Goal of the exercise:
Give back all the data exactly, line by line.

Records to use:
++++
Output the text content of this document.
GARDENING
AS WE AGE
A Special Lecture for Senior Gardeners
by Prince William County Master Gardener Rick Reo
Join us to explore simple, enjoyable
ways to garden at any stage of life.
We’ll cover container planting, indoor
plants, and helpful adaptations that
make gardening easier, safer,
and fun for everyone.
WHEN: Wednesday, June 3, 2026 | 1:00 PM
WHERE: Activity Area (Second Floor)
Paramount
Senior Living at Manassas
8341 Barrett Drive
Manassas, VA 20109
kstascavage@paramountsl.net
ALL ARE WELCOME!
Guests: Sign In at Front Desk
++++
Solved problem:
Output the text content of this document.
GARDENING
AS WE AGE
A Special Lecture for Senior Gardeners
by Prince William County Master Gardener Rick Reo
Join us to explore simple, enjoyable
ways to garden at any stage of life.
We’ll cover container planting, indoor
plants, and helpful adaptations that
make gardening easier, safer,
and fun for everyone.
WHEN: Wednesday, June 3, 2026 | 1:00 PM
WHERE: Activity Area (Second Floor)
Paramount
Senior Living at Manassas
8341 Barrett Drive
Manassas, VA 20109
kstascavage@paramountsl.net
ALL ARE WELCOME!
Guests: Sign In at Front Desk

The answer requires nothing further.